- **Objective**
Without including the pictures, copy out every line below.

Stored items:

-- BEGIN --

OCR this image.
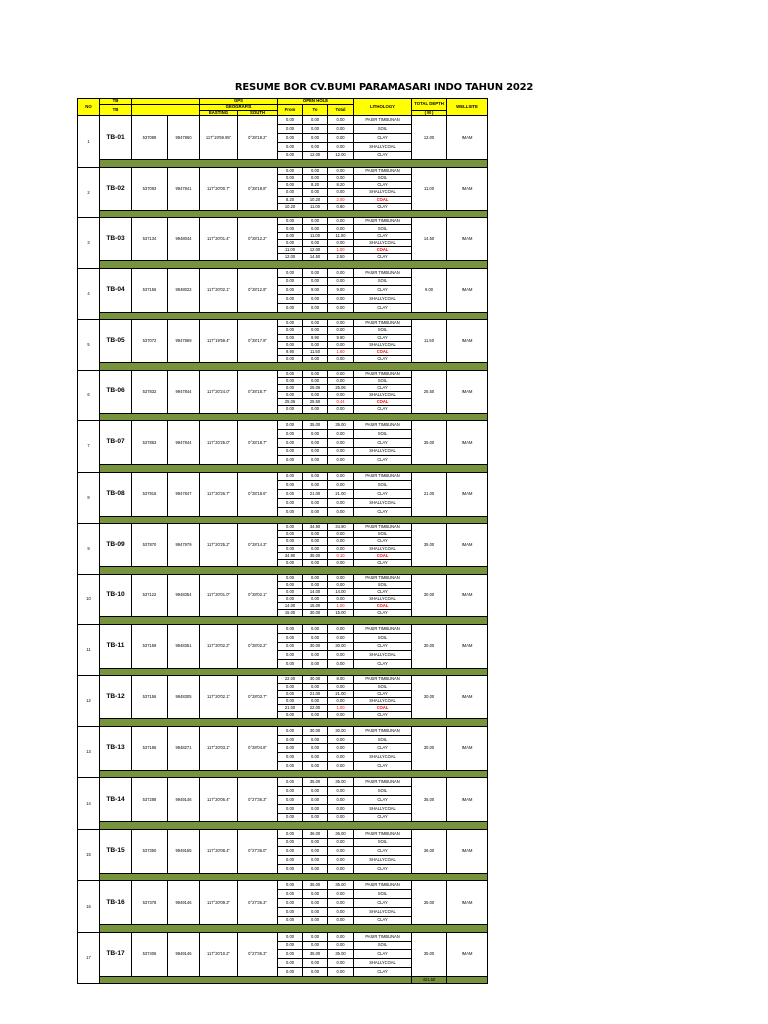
RESUME BOR CV.BUMI PARAMASARI INDO TAHUN 2022
NO	TB			GPS		OPEN HOLE			LITHOLOGY	TOTAL DEPTH	WELLSITE
	TB			GEOGRAFIS		From	To	Total			
				EASTING	SOUTH					( M )	
1	TB-01	537089	9947860	117°19'59.95"	0°28'18.2"	0.00	0.00	0.00	PASIR TIMBUNAN	12.00	IMAM
						0.00	0.00	0.00	SOIL		
						0.00	0.00	0.00	CLAY		
						0.00	0.00	0.00	SHALLYCOAL		
						0.00	12.00	12.00	CLAY		

2	TB-02	537093	9947841	117°20'00.7"	0°28'18.8"	0.00	0.00	0.00	PASIR TIMBUNAN	11.00	IMAM
						0.00	0.00	0.00	SOIL		
						0.00	8.20	8.20	CLAY		
						0.00	0.00	0.00	SHALLYCOAL		
						8.20	10.20	2.00	COAL		
						10.20	11.00	0.80	CLAY		

3	TB-03	537134	9948044	117°20'01.4"	0°28'12.2"	0.00	0.00	0.00	PASIR TIMBUNAN	14.50	IMAM
						0.00	0.00	0.00	SOIL		
						0.00	11.00	11.00	CLAY		
						0.00	0.00	0.00	SHALLYCOAL		
						11.00	12.00	1.00	COAL		
						12.00	14.50	2.50	CLAY		

4	TB-04	537156	9948022	117°20'02.1"	0°28'12.9"	0.00	0.00	0.00	PASIR TIMBUNAN	9.00	IMAM
						0.00	0.00	0.00	SOIL		
						0.00	9.00	9.00	CLAY		
						0.00	0.00	0.00	SHALLYCOAL		
						0.00	0.00	0.00	CLAY		

5	TB-05	537072	9947869	117°19'59.4"	0°28'17.9"	0.00	0.00	0.00	PASIR TIMBUNAN	11.50	IMAM
						0.00	0.00	0.00	SOIL		
						0.00	9.90	9.90	CLAY		
						0.00	0.00	0.00	SHALLYCOAL		
						9.90	11.50	1.60	COAL		
						0.00	0.00	0.00	CLAY		

6	TB-06	537832	9947844	117°20'24.0"	0°28'18.7"	0.00	0.00	0.00	PASIR TIMBUNAN	25.50	IMAM
						0.00	0.00	0.00	SOIL		
						0.00	25.06	25.06	CLAY		
						0.00	0.00	0.00	SHALLYCOAL		
						25.06	25.50	0.44	COAL		
						0.00	0.00	0.00	CLAY		

7	TB-07	537863	9947844	117°20'25.0"	0°28'18.7"	0.00	35.00	35.00	PASIR TIMBUNAN	35.00	IMAM
						0.00	0.00	0.00	SOIL		
						0.00	0.00	0.00	CLAY		
						0.00	0.00	0.00	SHALLYCOAL		
						0.00	0.00	0.00	CLAY		

8	TB-08	537916	9947847	117°20'26.7"	0°28'18.6"	0.00	0.00	0.00	PASIR TIMBUNAN	21.00	IMAM
						0.00	0.00	0.00	SOIL		
						0.00	21.00	21.00	CLAY		
						0.00	0.00	0.00	SHALLYCOAL		
						0.00	0.00	0.00	CLAY		

9	TB-09	537870	9947979	117°20'25.2"	0°28'14.3"	0.00	34.90	34.90	PASIR TIMBUNAN	35.00	IMAM
						0.00	0.00	0.00	SOIL		
						0.00	0.00	0.00	CLAY		
						0.00	0.00	0.00	SHALLYCOAL		
						34.90	35.00	0.10	COAL		
						0.00	0.00	0.00	CLAY		

10	TB-10	537122	9948354	117°20'01.0"	0°28'02.1"	0.00	0.00	0.00	PASIR TIMBUNAN	30.00	IMAM
						0.00	0.00	0.00	SOIL		
						0.00	14.00	14.00	CLAY		
						0.00	0.00	0.00	SHALLYCOAL		
						14.00	15.00	1.00	COAL		
						15.00	30.00	15.00	CLAY		

11	TB-11	537159	9948351	117°20'02.2"	0°28'02.2"	0.00	0.00	0.00	PASIR TIMBUNAN	30.00	IMAM
						0.00	0.00	0.00	SOIL		
						0.00	30.00	30.00	CLAY		
						0.00	0.00	0.00	SHALLYCOAL		
						0.00	0.00	0.00	CLAY		

12	TB-12	537156	9948305	117°20'02.1"	0°28'03.7"	22.00	30.00	8.00	PASIR TIMBUNAN	30.00	IMAM
						0.00	0.00	0.00	SOIL		
						0.00	21.00	21.00	CLAY		
						0.00	0.00	0.00	SHALLYCOAL		
						21.00	22.00	1.00	COAL		
						0.00	0.00	0.00	CLAY		

13	TB-13	537186	9948271	117°20'03.1"	0°28'04.8"	0.00	30.00	30.00	PASIR TIMBUNAN	30.00	IMAM
						0.00	0.00	0.00	SOIL		
						0.00	0.00	0.00	CLAY		
						0.00	0.00	0.00	SHALLYCOAL		
						0.00	0.00	0.00	CLAY		

14	TB-14	537288	9949146	117°20'06.4"	0°27'36.3"	0.00	35.00	35.00	PASIR TIMBUNAN	35.00	IMAM
						0.00	0.00	0.00	SOIL		
						0.00	0.00	0.00	CLAY		
						0.00	0.00	0.00	SHALLYCOAL		
						0.00	0.00	0.00	CLAY		

15	TB-15	537350	9949155	117°20'08.4"	0°27'36.0"	0.00	36.00	36.00	PASIR TIMBUNAN	36.00	IMAM
						0.00	0.00	0.00	SOIL		
						0.00	0.00	0.00	CLAY		
						0.00	0.00	0.00	SHALLYCOAL		
						0.00	0.00	0.00	CLAY		

16	TB-16	537378	9949146	117°20'09.3"	0°27'36.3"	0.00	35.00	35.00	PASIR TIMBUNAN	35.00	IMAM
						0.00	0.00	0.00	SOIL		
						0.00	0.00	0.00	CLAY		
						0.00	0.00	0.00	SHALLYCOAL		
						0.00	0.00	0.00	CLAY		

17	TB-17	537406	9949146	117°20'10.2"	0°27'36.3"	0.00	0.00	0.00	PASIR TIMBUNAN	35.00	IMAM
						0.00	0.00	0.00	SOIL		
						0.00	35.00	35.00	CLAY		
						0.00	0.00	0.00	SHALLYCOAL		
						0.00	0.00	0.00	CLAY		
										421.50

-- END --

- **Final answer**
OCR this image.
RESUME BOR CV.BUMI PARAMASARI INDO TAHUN 2022
NO	TB			GPS		OPEN HOLE			LITHOLOGY	TOTAL DEPTH	WELLSITE
	TB			GEOGRAFIS		From	To	Total			
				EASTING	SOUTH					( M )	
1	TB-01	537089	9947860	117°19'59.95"	0°28'18.2"	0.00	0.00	0.00	PASIR TIMBUNAN	12.00	IMAM
						0.00	0.00	0.00	SOIL		
						0.00	0.00	0.00	CLAY		
						0.00	0.00	0.00	SHALLYCOAL		
						0.00	12.00	12.00	CLAY		

2	TB-02	537093	9947841	117°20'00.7"	0°28'18.8"	0.00	0.00	0.00	PASIR TIMBUNAN	11.00	IMAM
						0.00	0.00	0.00	SOIL		
						0.00	8.20	8.20	CLAY		
						0.00	0.00	0.00	SHALLYCOAL		
						8.20	10.20	2.00	COAL		
						10.20	11.00	0.80	CLAY		

3	TB-03	537134	9948044	117°20'01.4"	0°28'12.2"	0.00	0.00	0.00	PASIR TIMBUNAN	14.50	IMAM
						0.00	0.00	0.00	SOIL		
						0.00	11.00	11.00	CLAY		
						0.00	0.00	0.00	SHALLYCOAL		
						11.00	12.00	1.00	COAL		
						12.00	14.50	2.50	CLAY		

4	TB-04	537156	9948022	117°20'02.1"	0°28'12.9"	0.00	0.00	0.00	PASIR TIMBUNAN	9.00	IMAM
						0.00	0.00	0.00	SOIL		
						0.00	9.00	9.00	CLAY		
						0.00	0.00	0.00	SHALLYCOAL		
						0.00	0.00	0.00	CLAY		

5	TB-05	537072	9947869	117°19'59.4"	0°28'17.9"	0.00	0.00	0.00	PASIR TIMBUNAN	11.50	IMAM
						0.00	0.00	0.00	SOIL		
						0.00	9.90	9.90	CLAY		
						0.00	0.00	0.00	SHALLYCOAL		
						9.90	11.50	1.60	COAL		
						0.00	0.00	0.00	CLAY		

6	TB-06	537832	9947844	117°20'24.0"	0°28'18.7"	0.00	0.00	0.00	PASIR TIMBUNAN	25.50	IMAM
						0.00	0.00	0.00	SOIL		
						0.00	25.06	25.06	CLAY		
						0.00	0.00	0.00	SHALLYCOAL		
						25.06	25.50	0.44	COAL		
						0.00	0.00	0.00	CLAY		

7	TB-07	537863	9947844	117°20'25.0"	0°28'18.7"	0.00	35.00	35.00	PASIR TIMBUNAN	35.00	IMAM
						0.00	0.00	0.00	SOIL		
						0.00	0.00	0.00	CLAY		
						0.00	0.00	0.00	SHALLYCOAL		
						0.00	0.00	0.00	CLAY		

8	TB-08	537916	9947847	117°20'26.7"	0°28'18.6"	0.00	0.00	0.00	PASIR TIMBUNAN	21.00	IMAM
						0.00	0.00	0.00	SOIL		
						0.00	21.00	21.00	CLAY		
						0.00	0.00	0.00	SHALLYCOAL		
						0.00	0.00	0.00	CLAY		

9	TB-09	537870	9947979	117°20'25.2"	0°28'14.3"	0.00	34.90	34.90	PASIR TIMBUNAN	35.00	IMAM
						0.00	0.00	0.00	SOIL		
						0.00	0.00	0.00	CLAY		
						0.00	0.00	0.00	SHALLYCOAL		
						34.90	35.00	0.10	COAL		
						0.00	0.00	0.00	CLAY		

10	TB-10	537122	9948354	117°20'01.0"	0°28'02.1"	0.00	0.00	0.00	PASIR TIMBUNAN	30.00	IMAM
						0.00	0.00	0.00	SOIL		
						0.00	14.00	14.00	CLAY		
						0.00	0.00	0.00	SHALLYCOAL		
						14.00	15.00	1.00	COAL		
						15.00	30.00	15.00	CLAY		

11	TB-11	537159	9948351	117°20'02.2"	0°28'02.2"	0.00	0.00	0.00	PASIR TIMBUNAN	30.00	IMAM
						0.00	0.00	0.00	SOIL		
						0.00	30.00	30.00	CLAY		
						0.00	0.00	0.00	SHALLYCOAL		
						0.00	0.00	0.00	CLAY		

12	TB-12	537156	9948305	117°20'02.1"	0°28'03.7"	22.00	30.00	8.00	PASIR TIMBUNAN	30.00	IMAM
						0.00	0.00	0.00	SOIL		
						0.00	21.00	21.00	CLAY		
						0.00	0.00	0.00	SHALLYCOAL		
						21.00	22.00	1.00	COAL		
						0.00	0.00	0.00	CLAY		

13	TB-13	537186	9948271	117°20'03.1"	0°28'04.8"	0.00	30.00	30.00	PASIR TIMBUNAN	30.00	IMAM
						0.00	0.00	0.00	SOIL		
						0.00	0.00	0.00	CLAY		
						0.00	0.00	0.00	SHALLYCOAL		
						0.00	0.00	0.00	CLAY		

14	TB-14	537288	9949146	117°20'06.4"	0°27'36.3"	0.00	35.00	35.00	PASIR TIMBUNAN	35.00	IMAM
						0.00	0.00	0.00	SOIL		
						0.00	0.00	0.00	CLAY		
						0.00	0.00	0.00	SHALLYCOAL		
						0.00	0.00	0.00	CLAY		

15	TB-15	537350	9949155	117°20'08.4"	0°27'36.0"	0.00	36.00	36.00	PASIR TIMBUNAN	36.00	IMAM
						0.00	0.00	0.00	SOIL		
						0.00	0.00	0.00	CLAY		
						0.00	0.00	0.00	SHALLYCOAL		
						0.00	0.00	0.00	CLAY		

16	TB-16	537378	9949146	117°20'09.3"	0°27'36.3"	0.00	35.00	35.00	PASIR TIMBUNAN	35.00	IMAM
						0.00	0.00	0.00	SOIL		
						0.00	0.00	0.00	CLAY		
						0.00	0.00	0.00	SHALLYCOAL		
						0.00	0.00	0.00	CLAY		

17	TB-17	537406	9949146	117°20'10.2"	0°27'36.3"	0.00	0.00	0.00	PASIR TIMBUNAN	35.00	IMAM
						0.00	0.00	0.00	SOIL		
						0.00	35.00	35.00	CLAY		
						0.00	0.00	0.00	SHALLYCOAL		
						0.00	0.00	0.00	CLAY		
										421.50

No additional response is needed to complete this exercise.